[Begin Given records]

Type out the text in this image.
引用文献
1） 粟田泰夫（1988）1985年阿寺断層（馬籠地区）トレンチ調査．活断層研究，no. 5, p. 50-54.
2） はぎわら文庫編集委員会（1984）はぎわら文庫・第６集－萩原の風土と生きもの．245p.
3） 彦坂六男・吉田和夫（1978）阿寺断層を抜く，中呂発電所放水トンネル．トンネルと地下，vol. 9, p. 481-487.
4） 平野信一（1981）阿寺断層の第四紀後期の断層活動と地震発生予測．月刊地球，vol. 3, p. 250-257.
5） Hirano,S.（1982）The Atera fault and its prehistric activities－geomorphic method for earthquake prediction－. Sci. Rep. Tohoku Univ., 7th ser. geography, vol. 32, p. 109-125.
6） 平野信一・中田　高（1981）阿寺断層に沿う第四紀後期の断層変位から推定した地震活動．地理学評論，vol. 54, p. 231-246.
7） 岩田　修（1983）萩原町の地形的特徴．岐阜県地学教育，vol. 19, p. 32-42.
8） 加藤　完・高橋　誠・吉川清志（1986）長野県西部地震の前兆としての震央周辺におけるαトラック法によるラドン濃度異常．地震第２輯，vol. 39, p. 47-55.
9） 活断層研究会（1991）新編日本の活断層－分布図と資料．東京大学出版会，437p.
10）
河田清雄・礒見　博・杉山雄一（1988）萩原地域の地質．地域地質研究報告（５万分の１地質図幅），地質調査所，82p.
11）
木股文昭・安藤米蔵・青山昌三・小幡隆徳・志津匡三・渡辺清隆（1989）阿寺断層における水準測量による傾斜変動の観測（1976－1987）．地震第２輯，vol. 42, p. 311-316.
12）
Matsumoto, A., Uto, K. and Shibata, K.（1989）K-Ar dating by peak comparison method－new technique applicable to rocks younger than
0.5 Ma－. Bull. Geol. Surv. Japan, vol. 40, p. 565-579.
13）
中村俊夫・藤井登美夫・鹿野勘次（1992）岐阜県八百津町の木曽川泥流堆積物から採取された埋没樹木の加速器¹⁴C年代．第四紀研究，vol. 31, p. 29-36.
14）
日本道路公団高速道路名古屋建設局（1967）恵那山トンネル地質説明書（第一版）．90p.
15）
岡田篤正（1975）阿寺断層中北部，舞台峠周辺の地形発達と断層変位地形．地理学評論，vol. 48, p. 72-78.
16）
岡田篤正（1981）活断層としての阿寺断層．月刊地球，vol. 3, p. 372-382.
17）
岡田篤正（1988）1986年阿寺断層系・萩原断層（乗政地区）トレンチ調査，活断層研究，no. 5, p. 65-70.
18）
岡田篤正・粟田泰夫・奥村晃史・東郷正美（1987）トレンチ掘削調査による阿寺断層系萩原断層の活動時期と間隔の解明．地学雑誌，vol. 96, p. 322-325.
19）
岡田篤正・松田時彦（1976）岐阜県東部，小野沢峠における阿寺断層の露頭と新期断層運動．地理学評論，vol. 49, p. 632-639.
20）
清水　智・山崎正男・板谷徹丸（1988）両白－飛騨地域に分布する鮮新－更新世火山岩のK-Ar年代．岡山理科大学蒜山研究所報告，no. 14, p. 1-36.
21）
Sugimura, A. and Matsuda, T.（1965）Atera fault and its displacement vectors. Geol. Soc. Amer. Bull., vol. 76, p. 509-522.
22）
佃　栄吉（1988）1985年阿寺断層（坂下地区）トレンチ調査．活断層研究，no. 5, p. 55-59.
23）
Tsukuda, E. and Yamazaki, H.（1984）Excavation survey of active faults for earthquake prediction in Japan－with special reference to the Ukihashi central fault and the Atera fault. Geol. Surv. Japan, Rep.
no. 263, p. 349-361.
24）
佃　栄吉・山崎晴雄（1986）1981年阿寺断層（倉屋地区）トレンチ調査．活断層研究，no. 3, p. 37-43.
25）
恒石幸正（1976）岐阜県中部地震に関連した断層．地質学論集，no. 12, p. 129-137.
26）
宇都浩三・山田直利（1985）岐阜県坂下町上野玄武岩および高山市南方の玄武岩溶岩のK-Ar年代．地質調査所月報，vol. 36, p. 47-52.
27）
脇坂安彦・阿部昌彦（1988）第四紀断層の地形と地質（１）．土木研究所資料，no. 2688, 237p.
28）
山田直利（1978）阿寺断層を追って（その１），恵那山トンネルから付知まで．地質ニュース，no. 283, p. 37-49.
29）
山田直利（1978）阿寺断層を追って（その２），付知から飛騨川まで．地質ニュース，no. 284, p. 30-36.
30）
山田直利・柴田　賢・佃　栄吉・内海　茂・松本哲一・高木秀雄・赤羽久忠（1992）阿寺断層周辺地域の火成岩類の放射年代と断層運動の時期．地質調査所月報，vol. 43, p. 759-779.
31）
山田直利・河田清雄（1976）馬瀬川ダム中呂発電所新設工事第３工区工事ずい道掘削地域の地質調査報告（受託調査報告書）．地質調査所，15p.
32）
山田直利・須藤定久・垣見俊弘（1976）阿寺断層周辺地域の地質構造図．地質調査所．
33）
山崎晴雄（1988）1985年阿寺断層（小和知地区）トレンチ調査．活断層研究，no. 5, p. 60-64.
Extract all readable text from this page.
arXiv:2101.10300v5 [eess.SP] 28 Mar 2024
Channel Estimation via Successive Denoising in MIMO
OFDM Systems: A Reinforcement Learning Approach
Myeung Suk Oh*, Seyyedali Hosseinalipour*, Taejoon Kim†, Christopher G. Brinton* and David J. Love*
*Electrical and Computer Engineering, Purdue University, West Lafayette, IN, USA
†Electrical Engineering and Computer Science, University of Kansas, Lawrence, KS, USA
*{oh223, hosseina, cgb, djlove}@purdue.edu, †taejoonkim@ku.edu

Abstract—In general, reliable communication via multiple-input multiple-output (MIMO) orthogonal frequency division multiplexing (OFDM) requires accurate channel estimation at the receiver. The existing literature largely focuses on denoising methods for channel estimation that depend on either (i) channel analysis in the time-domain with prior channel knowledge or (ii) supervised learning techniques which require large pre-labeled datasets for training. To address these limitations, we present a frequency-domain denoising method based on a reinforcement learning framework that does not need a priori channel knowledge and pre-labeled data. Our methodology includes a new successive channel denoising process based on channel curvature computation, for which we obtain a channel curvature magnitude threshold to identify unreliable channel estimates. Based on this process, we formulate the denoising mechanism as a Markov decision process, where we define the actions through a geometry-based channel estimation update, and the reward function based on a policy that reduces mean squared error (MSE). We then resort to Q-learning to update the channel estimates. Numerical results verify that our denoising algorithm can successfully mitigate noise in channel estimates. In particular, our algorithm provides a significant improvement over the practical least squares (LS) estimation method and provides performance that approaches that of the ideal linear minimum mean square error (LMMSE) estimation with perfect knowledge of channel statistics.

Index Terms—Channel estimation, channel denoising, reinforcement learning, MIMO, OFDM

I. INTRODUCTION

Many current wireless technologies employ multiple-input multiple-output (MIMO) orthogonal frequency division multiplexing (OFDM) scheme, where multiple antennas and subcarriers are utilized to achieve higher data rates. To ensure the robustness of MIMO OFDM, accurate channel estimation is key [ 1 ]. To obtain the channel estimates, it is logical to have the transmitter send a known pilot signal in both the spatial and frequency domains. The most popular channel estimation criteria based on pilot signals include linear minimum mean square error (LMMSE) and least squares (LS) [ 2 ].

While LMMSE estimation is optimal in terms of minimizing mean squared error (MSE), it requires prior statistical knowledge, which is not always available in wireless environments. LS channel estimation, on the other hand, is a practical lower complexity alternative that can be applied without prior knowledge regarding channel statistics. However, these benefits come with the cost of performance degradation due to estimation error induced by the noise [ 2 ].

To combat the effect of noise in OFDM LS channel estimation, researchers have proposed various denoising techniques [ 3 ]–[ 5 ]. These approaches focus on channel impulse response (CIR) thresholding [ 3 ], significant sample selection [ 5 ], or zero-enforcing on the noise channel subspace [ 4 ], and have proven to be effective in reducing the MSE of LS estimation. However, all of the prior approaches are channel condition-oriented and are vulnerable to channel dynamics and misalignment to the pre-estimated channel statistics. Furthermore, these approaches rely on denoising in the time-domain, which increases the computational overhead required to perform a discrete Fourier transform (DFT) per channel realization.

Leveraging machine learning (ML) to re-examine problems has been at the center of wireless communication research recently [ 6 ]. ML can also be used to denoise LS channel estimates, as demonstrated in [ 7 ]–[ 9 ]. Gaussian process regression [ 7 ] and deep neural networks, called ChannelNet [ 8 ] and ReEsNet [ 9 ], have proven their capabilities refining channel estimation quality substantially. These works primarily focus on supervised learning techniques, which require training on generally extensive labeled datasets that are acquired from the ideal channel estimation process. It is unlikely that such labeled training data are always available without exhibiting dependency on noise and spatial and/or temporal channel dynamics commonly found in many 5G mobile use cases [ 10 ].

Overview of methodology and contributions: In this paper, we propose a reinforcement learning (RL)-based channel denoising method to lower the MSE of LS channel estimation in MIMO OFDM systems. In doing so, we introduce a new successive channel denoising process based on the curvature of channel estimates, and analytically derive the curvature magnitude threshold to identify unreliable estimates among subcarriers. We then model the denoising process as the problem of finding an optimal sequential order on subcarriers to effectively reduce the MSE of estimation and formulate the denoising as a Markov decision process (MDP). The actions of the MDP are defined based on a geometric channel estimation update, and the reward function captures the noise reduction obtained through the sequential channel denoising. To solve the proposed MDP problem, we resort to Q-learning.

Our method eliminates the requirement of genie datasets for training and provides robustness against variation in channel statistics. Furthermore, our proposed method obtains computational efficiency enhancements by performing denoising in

[End Given records]

> _Exercise description_
Copy out all lines above that include the string "Computer".

> _Solution to this problem_
*Electrical and Computer Engineering, Purdue University, West Lafayette, IN, USA
†Electrical Engineering and Computer Science, University of Kansas, Lawrence, KS, USA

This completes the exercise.